## Problem description
Output every entry exactly as written.

## Data
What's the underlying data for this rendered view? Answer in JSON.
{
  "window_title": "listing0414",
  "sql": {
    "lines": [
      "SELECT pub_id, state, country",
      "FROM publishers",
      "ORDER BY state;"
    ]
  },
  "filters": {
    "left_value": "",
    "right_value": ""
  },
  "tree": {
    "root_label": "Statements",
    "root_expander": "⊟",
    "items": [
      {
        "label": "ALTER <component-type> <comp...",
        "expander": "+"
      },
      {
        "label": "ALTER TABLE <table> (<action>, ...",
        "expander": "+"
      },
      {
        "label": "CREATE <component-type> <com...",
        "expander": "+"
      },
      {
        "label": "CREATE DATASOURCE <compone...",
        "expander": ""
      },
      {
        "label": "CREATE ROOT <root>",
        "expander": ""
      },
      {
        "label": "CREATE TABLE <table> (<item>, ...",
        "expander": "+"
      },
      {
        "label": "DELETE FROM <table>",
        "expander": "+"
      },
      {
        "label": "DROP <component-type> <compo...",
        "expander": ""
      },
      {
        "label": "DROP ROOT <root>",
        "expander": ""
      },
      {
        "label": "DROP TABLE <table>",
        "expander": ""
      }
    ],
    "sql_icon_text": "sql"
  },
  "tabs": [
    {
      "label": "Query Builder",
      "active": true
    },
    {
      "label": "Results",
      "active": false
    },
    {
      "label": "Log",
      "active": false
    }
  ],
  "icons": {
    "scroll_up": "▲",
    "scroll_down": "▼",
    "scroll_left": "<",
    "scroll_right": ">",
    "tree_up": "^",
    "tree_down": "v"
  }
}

## Solution for this task
What's the underlying data for this rendered view? Answer in JSON.
{
  "window_title": "listing0414",
  "sql": {
    "lines": [
      "SELECT pub_id, state, country",
      "FROM publishers",
      "ORDER BY state;"
    ]
  },
  "filters": {
    "left_value": "",
    "right_value": ""
  },
  "tree": {
    "root_label": "Statements",
    "root_expander": "⊟",
    "items": [
      {
        "label": "ALTER <component-type> <comp...",
        "expander": "+"
      },
      {
        "label": "ALTER TABLE <table> (<action>, ...",
        "expander": "+"
      },
      {
        "label": "CREATE <component-type> <com...",
        "expander": "+"
      },
      {
        "label": "CREATE DATASOURCE <compone...",
        "expander": ""
      },
      {
        "label": "CREATE ROOT <root>",
        "expander": ""
      },
      {
        "label": "CREATE TABLE <table> (<item>, ...",
        "expander": "+"
      },
      {
        "label": "DELETE FROM <table>",
        "expander": "+"
      },
      {
        "label": "DROP <component-type> <compo...",
        "expander": ""
      },
      {
        "label": "DROP ROOT <root>",
        "expander": ""
      },
      {
        "label": "DROP TABLE <table>",
        "expander": ""
      }
    ],
    "sql_icon_text": "sql"
  },
  "tabs": [
    {
      "label": "Query Builder",
      "active": true
    },
    {
      "label": "Results",
      "active": false
    },
    {
      "label": "Log",
      "active": false
    }
  ],
  "icons": {
    "scroll_up": "▲",
    "scroll_down": "▼",
    "scroll_left": "<",
    "scroll_right": ">",
    "tree_up": "^",
    "tree_down": "v"
  }
}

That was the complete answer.